## begin PROVIDED DATA

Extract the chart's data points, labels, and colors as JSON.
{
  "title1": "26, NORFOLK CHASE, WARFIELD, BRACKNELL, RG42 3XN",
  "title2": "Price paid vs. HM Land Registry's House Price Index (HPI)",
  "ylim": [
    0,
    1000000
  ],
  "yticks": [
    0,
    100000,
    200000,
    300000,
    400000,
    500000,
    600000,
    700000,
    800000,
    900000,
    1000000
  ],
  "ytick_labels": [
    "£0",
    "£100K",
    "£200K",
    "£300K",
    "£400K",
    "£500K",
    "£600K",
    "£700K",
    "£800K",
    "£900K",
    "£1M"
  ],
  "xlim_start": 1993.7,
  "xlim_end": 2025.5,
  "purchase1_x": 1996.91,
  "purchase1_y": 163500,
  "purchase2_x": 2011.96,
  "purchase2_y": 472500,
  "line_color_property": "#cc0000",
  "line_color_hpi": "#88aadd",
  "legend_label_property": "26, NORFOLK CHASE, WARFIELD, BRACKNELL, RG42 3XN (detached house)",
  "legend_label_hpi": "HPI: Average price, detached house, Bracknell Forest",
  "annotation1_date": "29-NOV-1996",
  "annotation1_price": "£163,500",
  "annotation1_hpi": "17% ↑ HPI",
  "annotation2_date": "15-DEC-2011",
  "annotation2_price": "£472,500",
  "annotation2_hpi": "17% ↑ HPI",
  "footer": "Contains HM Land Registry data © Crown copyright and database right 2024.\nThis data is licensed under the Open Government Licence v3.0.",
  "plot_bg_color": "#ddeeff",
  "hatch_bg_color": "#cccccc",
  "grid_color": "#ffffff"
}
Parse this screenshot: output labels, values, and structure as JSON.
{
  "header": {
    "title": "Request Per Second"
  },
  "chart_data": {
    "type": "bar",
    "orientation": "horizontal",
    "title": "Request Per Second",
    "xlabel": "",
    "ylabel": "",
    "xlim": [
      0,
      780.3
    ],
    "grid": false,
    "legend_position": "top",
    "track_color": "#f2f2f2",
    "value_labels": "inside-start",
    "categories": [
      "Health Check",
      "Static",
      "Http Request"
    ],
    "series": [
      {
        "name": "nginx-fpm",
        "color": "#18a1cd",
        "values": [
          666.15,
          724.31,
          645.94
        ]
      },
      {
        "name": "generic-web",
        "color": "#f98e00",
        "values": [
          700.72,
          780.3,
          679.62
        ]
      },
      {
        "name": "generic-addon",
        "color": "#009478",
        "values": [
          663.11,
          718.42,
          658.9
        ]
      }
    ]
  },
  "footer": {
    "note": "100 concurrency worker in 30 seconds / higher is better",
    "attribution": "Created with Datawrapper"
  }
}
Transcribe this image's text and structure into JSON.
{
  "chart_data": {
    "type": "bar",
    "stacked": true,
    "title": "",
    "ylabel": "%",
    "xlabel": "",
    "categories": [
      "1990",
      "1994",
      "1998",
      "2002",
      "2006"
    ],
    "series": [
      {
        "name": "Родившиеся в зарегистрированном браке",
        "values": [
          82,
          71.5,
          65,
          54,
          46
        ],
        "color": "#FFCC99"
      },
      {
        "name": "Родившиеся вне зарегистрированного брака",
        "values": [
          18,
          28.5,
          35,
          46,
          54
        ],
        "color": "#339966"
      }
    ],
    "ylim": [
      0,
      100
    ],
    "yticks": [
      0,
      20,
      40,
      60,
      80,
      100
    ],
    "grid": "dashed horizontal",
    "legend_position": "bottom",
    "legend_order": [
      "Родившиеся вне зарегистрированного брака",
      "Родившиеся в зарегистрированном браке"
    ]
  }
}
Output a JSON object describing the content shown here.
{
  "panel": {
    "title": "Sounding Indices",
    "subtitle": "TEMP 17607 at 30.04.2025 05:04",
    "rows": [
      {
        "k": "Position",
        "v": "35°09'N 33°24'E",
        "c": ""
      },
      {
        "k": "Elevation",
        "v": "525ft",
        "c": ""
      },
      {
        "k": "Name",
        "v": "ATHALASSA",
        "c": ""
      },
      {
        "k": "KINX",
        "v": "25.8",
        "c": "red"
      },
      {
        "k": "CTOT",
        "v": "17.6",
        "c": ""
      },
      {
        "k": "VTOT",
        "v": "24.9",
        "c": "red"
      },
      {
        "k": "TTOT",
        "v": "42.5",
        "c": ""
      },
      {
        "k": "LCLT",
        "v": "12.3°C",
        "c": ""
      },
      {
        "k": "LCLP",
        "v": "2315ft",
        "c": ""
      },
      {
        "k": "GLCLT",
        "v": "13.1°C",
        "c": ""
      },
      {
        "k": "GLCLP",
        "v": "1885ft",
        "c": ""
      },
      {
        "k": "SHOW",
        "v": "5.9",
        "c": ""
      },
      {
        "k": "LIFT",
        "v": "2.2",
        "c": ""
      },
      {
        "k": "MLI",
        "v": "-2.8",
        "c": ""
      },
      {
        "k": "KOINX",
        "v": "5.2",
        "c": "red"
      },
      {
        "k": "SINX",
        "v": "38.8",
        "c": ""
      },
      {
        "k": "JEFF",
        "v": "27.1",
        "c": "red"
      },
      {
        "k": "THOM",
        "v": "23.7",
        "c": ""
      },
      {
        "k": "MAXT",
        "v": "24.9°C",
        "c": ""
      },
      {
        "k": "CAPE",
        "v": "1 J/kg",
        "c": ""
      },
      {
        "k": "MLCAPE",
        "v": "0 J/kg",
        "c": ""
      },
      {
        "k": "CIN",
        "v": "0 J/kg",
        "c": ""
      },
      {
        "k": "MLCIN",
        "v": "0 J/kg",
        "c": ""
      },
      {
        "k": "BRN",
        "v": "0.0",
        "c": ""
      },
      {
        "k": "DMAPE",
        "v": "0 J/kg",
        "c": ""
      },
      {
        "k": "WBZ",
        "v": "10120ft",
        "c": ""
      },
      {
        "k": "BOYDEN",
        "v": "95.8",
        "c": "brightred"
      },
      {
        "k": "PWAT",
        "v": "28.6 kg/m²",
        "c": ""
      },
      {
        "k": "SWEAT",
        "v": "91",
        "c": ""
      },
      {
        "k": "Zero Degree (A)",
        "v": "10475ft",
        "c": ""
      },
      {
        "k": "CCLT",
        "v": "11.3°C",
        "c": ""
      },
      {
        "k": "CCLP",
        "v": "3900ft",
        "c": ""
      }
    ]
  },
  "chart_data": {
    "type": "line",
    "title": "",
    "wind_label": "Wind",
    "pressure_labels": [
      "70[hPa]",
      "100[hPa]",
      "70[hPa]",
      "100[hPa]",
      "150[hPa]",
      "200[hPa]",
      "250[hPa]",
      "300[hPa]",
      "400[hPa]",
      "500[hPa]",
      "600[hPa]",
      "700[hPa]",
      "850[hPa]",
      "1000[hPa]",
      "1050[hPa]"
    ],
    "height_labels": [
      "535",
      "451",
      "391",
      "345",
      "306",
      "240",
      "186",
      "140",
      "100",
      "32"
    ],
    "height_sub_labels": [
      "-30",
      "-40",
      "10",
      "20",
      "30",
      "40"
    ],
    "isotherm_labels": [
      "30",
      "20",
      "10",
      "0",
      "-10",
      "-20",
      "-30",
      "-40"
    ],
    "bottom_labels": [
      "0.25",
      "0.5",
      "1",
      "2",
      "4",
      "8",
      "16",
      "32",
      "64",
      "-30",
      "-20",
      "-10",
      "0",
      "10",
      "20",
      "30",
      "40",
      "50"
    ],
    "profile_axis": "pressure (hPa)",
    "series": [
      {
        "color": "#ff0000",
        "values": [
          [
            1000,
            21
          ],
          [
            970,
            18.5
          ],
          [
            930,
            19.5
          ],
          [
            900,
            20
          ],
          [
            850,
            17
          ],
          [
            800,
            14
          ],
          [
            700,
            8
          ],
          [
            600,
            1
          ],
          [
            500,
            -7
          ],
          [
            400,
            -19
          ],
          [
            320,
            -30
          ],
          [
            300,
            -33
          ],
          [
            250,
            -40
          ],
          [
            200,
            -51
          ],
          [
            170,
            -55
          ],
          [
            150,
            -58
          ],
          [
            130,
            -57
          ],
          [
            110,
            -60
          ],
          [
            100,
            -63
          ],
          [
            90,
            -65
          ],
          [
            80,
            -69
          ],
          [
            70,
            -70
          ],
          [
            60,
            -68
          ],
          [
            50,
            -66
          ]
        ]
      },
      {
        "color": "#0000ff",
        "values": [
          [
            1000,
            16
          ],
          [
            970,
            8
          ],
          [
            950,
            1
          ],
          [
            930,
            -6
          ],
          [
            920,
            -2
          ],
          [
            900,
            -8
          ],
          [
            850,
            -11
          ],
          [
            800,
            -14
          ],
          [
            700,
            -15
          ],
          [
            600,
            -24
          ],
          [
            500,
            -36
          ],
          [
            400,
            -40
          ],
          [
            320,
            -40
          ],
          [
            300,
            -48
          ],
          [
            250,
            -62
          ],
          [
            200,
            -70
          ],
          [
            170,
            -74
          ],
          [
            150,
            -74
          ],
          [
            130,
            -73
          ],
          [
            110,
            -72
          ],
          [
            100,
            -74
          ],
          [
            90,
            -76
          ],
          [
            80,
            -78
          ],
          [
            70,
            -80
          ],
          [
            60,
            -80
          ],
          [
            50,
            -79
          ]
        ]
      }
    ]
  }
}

## end PROVIDED DATA

▸ TASK GOAL: Using the records above, pull out each line where the word "зарегистрированном" occurs.

▸ RESULT OF THE EXERCISE:
        "name": "Родившиеся в зарегистрированном браке",
      "Родившиеся в зарегистрированном браке"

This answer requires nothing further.